## [Problem statement]
Produce a word-for-word copy of the listing below without its pictures.

## [Provided data]
******

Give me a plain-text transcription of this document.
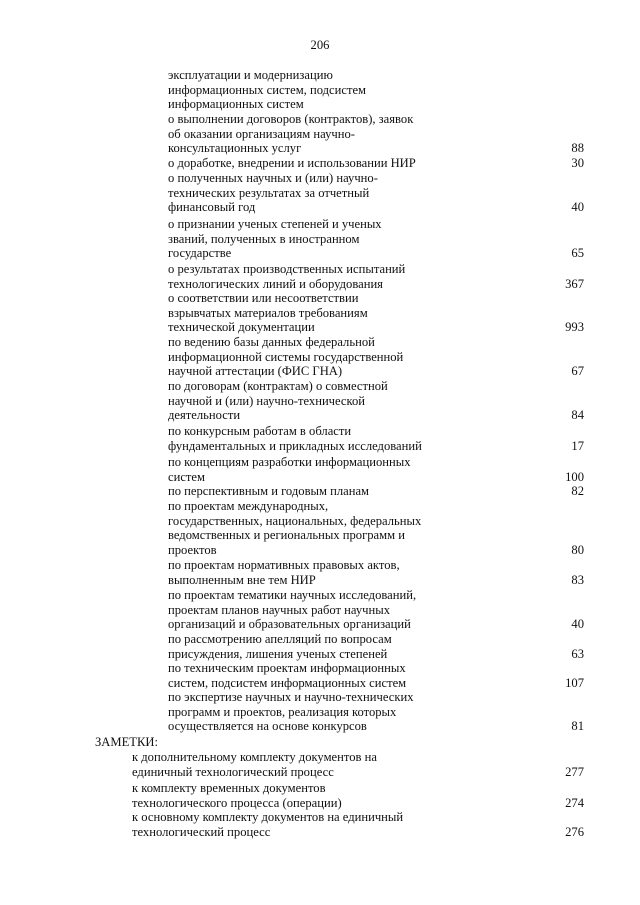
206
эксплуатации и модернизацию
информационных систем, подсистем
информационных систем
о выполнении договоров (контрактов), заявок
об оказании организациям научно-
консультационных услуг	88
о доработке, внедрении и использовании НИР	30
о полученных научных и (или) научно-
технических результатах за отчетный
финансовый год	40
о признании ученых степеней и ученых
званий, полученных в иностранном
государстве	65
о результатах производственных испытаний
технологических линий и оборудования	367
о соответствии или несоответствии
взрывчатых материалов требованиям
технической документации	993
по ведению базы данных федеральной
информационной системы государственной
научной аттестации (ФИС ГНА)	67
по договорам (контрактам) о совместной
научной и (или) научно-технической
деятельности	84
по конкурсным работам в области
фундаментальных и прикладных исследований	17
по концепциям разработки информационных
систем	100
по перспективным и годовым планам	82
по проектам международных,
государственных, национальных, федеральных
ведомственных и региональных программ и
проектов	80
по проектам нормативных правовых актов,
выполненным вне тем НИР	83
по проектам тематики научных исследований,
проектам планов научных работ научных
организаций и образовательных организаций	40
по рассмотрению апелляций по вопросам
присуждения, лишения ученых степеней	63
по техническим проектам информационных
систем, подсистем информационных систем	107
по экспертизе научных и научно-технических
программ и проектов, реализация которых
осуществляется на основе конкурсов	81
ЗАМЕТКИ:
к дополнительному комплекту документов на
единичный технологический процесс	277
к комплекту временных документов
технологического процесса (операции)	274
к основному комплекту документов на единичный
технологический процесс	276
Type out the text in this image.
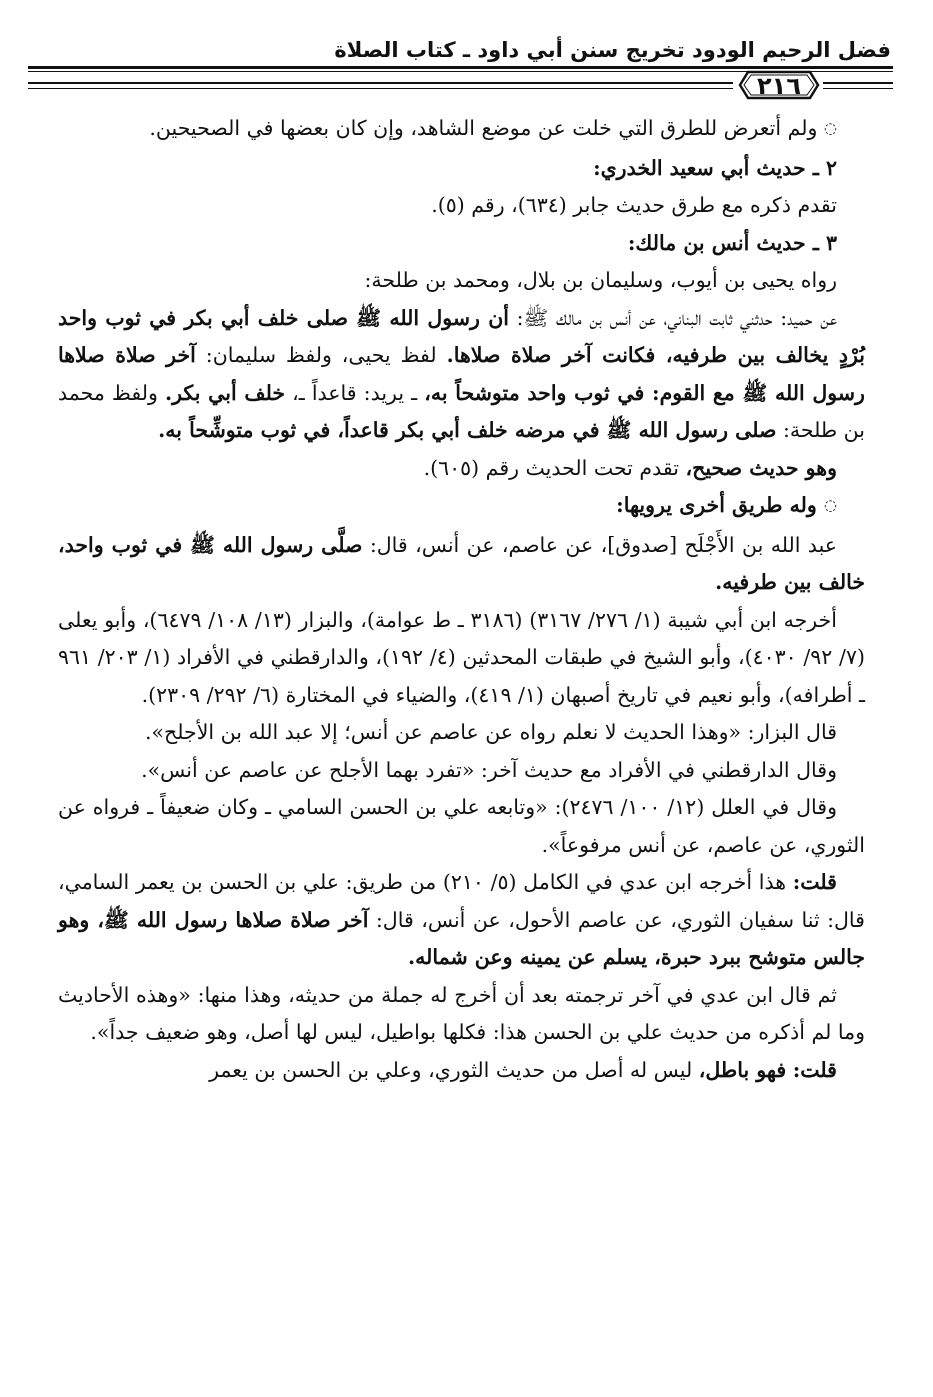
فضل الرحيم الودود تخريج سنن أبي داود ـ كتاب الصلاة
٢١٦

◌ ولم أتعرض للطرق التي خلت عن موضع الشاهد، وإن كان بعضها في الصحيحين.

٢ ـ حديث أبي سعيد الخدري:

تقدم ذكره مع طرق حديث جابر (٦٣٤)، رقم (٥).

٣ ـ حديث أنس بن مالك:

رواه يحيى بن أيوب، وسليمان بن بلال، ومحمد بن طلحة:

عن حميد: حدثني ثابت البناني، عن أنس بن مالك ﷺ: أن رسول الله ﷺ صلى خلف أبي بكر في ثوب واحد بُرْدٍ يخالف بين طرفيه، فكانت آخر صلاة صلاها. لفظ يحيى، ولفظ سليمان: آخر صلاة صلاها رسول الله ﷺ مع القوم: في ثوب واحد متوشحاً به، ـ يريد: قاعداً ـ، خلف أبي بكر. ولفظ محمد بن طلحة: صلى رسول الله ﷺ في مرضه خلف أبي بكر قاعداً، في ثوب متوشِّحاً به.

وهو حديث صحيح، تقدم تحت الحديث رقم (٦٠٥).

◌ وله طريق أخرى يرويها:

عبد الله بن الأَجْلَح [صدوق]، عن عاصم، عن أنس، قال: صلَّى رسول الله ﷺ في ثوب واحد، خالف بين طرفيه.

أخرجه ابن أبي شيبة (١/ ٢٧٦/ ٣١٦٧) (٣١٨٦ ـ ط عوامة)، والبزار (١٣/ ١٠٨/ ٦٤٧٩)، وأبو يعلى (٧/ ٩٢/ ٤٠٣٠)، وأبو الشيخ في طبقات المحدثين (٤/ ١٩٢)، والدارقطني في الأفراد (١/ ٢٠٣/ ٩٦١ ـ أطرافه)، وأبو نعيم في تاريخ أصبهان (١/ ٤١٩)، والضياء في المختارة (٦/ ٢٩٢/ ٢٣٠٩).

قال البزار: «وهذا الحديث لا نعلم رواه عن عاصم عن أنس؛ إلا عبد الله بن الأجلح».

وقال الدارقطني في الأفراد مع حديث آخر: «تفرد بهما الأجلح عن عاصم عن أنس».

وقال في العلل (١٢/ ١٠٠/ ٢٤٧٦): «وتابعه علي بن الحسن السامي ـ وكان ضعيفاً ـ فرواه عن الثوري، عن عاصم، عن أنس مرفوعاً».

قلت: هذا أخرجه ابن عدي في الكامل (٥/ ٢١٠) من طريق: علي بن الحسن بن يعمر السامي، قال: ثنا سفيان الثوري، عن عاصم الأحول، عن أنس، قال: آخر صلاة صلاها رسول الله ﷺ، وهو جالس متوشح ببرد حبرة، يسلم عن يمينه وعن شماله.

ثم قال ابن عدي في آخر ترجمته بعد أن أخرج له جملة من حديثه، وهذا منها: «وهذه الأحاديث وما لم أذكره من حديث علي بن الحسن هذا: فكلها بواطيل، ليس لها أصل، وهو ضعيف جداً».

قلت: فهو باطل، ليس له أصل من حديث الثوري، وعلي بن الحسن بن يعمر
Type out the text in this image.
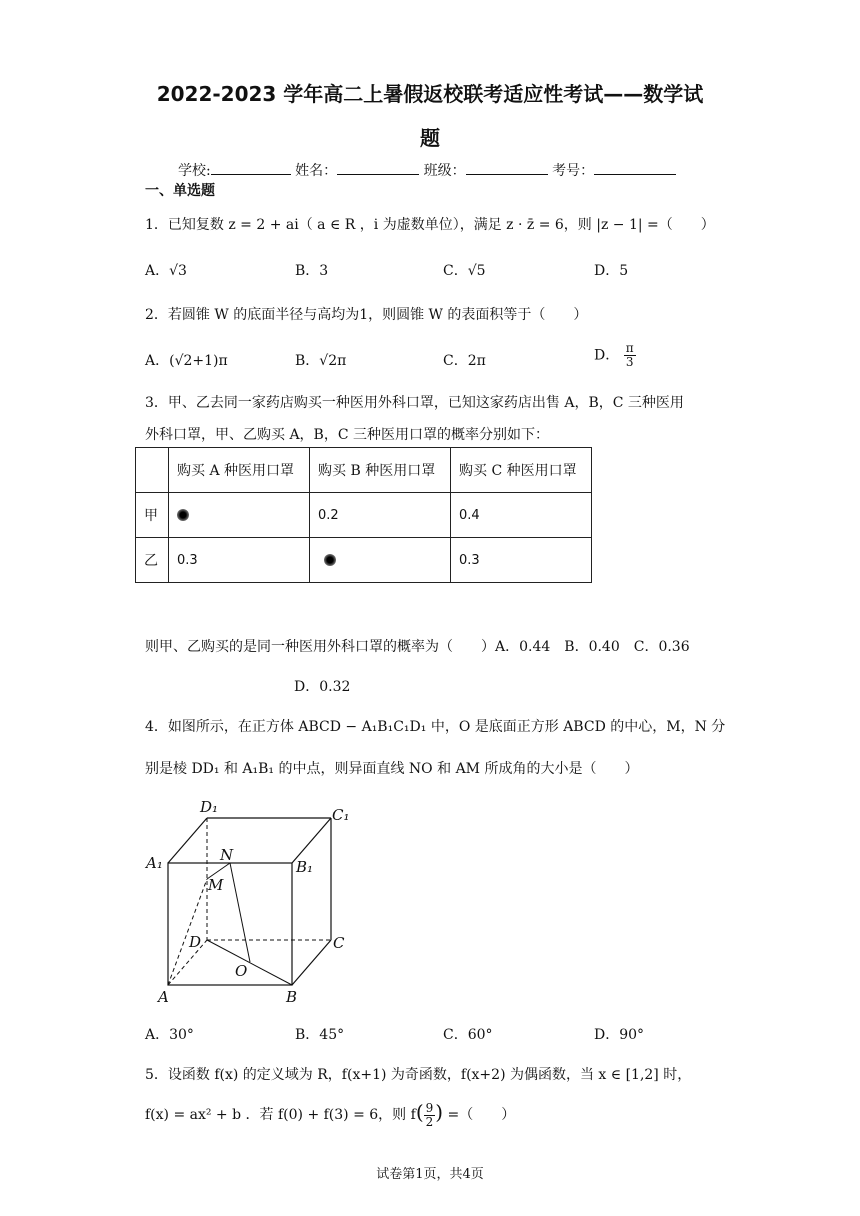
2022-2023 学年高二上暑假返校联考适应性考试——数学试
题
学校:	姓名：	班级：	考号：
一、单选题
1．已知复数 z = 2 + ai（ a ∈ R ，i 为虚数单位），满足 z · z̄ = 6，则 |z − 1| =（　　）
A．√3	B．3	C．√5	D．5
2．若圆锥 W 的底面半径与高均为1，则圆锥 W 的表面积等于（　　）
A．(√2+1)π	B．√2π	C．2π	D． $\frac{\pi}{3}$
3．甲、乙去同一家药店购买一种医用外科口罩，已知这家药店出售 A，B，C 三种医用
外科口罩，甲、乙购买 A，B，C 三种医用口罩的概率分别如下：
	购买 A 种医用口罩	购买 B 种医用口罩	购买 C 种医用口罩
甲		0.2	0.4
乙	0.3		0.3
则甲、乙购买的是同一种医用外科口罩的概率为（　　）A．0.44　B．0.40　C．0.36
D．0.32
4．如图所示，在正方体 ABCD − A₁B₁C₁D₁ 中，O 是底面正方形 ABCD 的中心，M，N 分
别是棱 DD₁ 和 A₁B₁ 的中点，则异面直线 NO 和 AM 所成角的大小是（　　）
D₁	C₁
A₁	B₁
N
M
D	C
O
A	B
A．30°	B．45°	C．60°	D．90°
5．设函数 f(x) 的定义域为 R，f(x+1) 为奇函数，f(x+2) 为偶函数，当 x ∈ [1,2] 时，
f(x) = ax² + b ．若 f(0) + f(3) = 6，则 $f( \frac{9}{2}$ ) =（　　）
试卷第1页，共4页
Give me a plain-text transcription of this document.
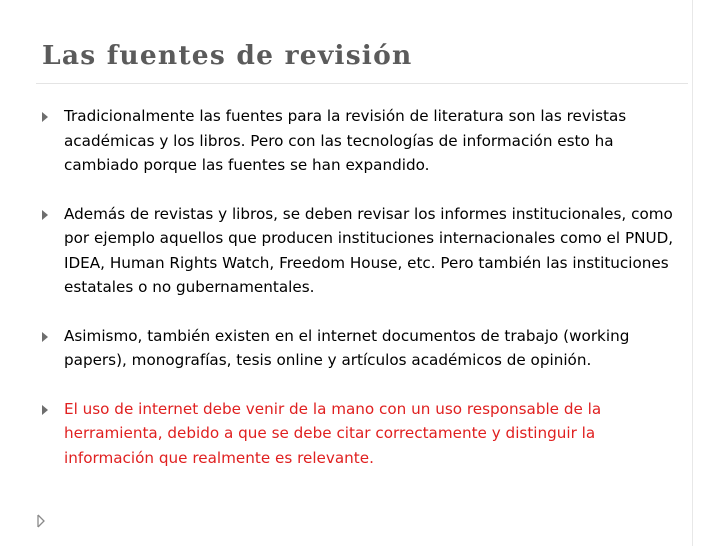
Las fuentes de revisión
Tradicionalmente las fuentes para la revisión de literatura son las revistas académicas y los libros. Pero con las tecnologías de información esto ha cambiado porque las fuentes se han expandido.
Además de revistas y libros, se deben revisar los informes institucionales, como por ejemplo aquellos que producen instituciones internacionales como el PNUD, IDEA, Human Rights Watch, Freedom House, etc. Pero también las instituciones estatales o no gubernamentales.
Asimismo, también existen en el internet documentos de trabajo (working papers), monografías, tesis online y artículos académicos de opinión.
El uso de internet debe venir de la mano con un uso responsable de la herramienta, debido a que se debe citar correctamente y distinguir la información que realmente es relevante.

******

## [In response]
Give me a plain-text transcription of this document.
206
эксплуатации и модернизацию
информационных систем, подсистем
информационных систем
о выполнении договоров (контрактов), заявок
об оказании организациям научно-
консультационных услуг	88
о доработке, внедрении и использовании НИР	30
о полученных научных и (или) научно-
технических результатах за отчетный
финансовый год	40
о признании ученых степеней и ученых
званий, полученных в иностранном
государстве	65
о результатах производственных испытаний
технологических линий и оборудования	367
о соответствии или несоответствии
взрывчатых материалов требованиям
технической документации	993
по ведению базы данных федеральной
информационной системы государственной
научной аттестации (ФИС ГНА)	67
по договорам (контрактам) о совместной
научной и (или) научно-технической
деятельности	84
по конкурсным работам в области
фундаментальных и прикладных исследований	17
по концепциям разработки информационных
систем	100
по перспективным и годовым планам	82
по проектам международных,
государственных, национальных, федеральных
ведомственных и региональных программ и
проектов	80
по проектам нормативных правовых актов,
выполненным вне тем НИР	83
по проектам тематики научных исследований,
проектам планов научных работ научных
организаций и образовательных организаций	40
по рассмотрению апелляций по вопросам
присуждения, лишения ученых степеней	63
по техническим проектам информационных
систем, подсистем информационных систем	107
по экспертизе научных и научно-технических
программ и проектов, реализация которых
осуществляется на основе конкурсов	81
ЗАМЕТКИ:
к дополнительному комплекту документов на
единичный технологический процесс	277
к комплекту временных документов
технологического процесса (операции)	274
к основному комплекту документов на единичный
технологический процесс	276
Type out the text in this image.
فضل الرحيم الودود تخريج سنن أبي داود ـ كتاب الصلاة
٢١٦

◌ ولم أتعرض للطرق التي خلت عن موضع الشاهد، وإن كان بعضها في الصحيحين.

٢ ـ حديث أبي سعيد الخدري:

تقدم ذكره مع طرق حديث جابر (٦٣٤)، رقم (٥).

٣ ـ حديث أنس بن مالك:

رواه يحيى بن أيوب، وسليمان بن بلال، ومحمد بن طلحة:

عن حميد: حدثني ثابت البناني، عن أنس بن مالك ﷺ: أن رسول الله ﷺ صلى خلف أبي بكر في ثوب واحد بُرْدٍ يخالف بين طرفيه، فكانت آخر صلاة صلاها. لفظ يحيى، ولفظ سليمان: آخر صلاة صلاها رسول الله ﷺ مع القوم: في ثوب واحد متوشحاً به، ـ يريد: قاعداً ـ، خلف أبي بكر. ولفظ محمد بن طلحة: صلى رسول الله ﷺ في مرضه خلف أبي بكر قاعداً، في ثوب متوشِّحاً به.

وهو حديث صحيح، تقدم تحت الحديث رقم (٦٠٥).

◌ وله طريق أخرى يرويها:

عبد الله بن الأَجْلَح [صدوق]، عن عاصم، عن أنس، قال: صلَّى رسول الله ﷺ في ثوب واحد، خالف بين طرفيه.

أخرجه ابن أبي شيبة (١/ ٢٧٦/ ٣١٦٧) (٣١٨٦ ـ ط عوامة)، والبزار (١٣/ ١٠٨/ ٦٤٧٩)، وأبو يعلى (٧/ ٩٢/ ٤٠٣٠)، وأبو الشيخ في طبقات المحدثين (٤/ ١٩٢)، والدارقطني في الأفراد (١/ ٢٠٣/ ٩٦١ ـ أطرافه)، وأبو نعيم في تاريخ أصبهان (١/ ٤١٩)، والضياء في المختارة (٦/ ٢٩٢/ ٢٣٠٩).

قال البزار: «وهذا الحديث لا نعلم رواه عن عاصم عن أنس؛ إلا عبد الله بن الأجلح».

وقال الدارقطني في الأفراد مع حديث آخر: «تفرد بهما الأجلح عن عاصم عن أنس».

وقال في العلل (١٢/ ١٠٠/ ٢٤٧٦): «وتابعه علي بن الحسن السامي ـ وكان ضعيفاً ـ فرواه عن الثوري، عن عاصم، عن أنس مرفوعاً».

قلت: هذا أخرجه ابن عدي في الكامل (٥/ ٢١٠) من طريق: علي بن الحسن بن يعمر السامي، قال: ثنا سفيان الثوري، عن عاصم الأحول، عن أنس، قال: آخر صلاة صلاها رسول الله ﷺ، وهو جالس متوشح ببرد حبرة، يسلم عن يمينه وعن شماله.

ثم قال ابن عدي في آخر ترجمته بعد أن أخرج له جملة من حديثه، وهذا منها: «وهذه الأحاديث وما لم أذكره من حديث علي بن الحسن هذا: فكلها بواطيل، ليس لها أصل، وهو ضعيف جداً».

قلت: فهو باطل، ليس له أصل من حديث الثوري، وعلي بن الحسن بن يعمر
Type out the text in this image.
2022-2023 学年高二上暑假返校联考适应性考试——数学试
题
学校:	姓名：	班级：	考号：
一、单选题
1．已知复数 z = 2 + ai（ a ∈ R ，i 为虚数单位），满足 z · z̄ = 6，则 |z − 1| =（　　）
A．√3	B．3	C．√5	D．5
2．若圆锥 W 的底面半径与高均为1，则圆锥 W 的表面积等于（　　）
A．(√2+1)π	B．√2π	C．2π	D． $\frac{\pi}{3}$
3．甲、乙去同一家药店购买一种医用外科口罩，已知这家药店出售 A，B，C 三种医用
外科口罩，甲、乙购买 A，B，C 三种医用口罩的概率分别如下：
	购买 A 种医用口罩	购买 B 种医用口罩	购买 C 种医用口罩
甲		0.2	0.4
乙	0.3		0.3
则甲、乙购买的是同一种医用外科口罩的概率为（　　）A．0.44　B．0.40　C．0.36
D．0.32
4．如图所示，在正方体 ABCD − A₁B₁C₁D₁ 中，O 是底面正方形 ABCD 的中心，M，N 分
别是棱 DD₁ 和 A₁B₁ 的中点，则异面直线 NO 和 AM 所成角的大小是（　　）
D₁	C₁
A₁	B₁
N
M
D	C
O
A	B
A．30°	B．45°	C．60°	D．90°
5．设函数 f(x) 的定义域为 R，f(x+1) 为奇函数，f(x+2) 为偶函数，当 x ∈ [1,2] 时，
f(x) = ax² + b ．若 f(0) + f(3) = 6，则 $f( \frac{9}{2}$ ) =（　　）
试卷第1页，共4页
Give me a plain-text transcription of this document.
Las fuentes de revisión
Tradicionalmente las fuentes para la revisión de literatura son las revistas académicas y los libros. Pero con las tecnologías de información esto ha cambiado porque las fuentes se han expandido.
Además de revistas y libros, se deben revisar los informes institucionales, como por ejemplo aquellos que producen instituciones internacionales como el PNUD, IDEA, Human Rights Watch, Freedom House, etc. Pero también las instituciones estatales o no gubernamentales.
Asimismo, también existen en el internet documentos de trabajo (working papers), monografías, tesis online y artículos académicos de opinión.
El uso de internet debe venir de la mano con un uso responsable de la herramienta, debido a que se debe citar correctamente y distinguir la información que realmente es relevante.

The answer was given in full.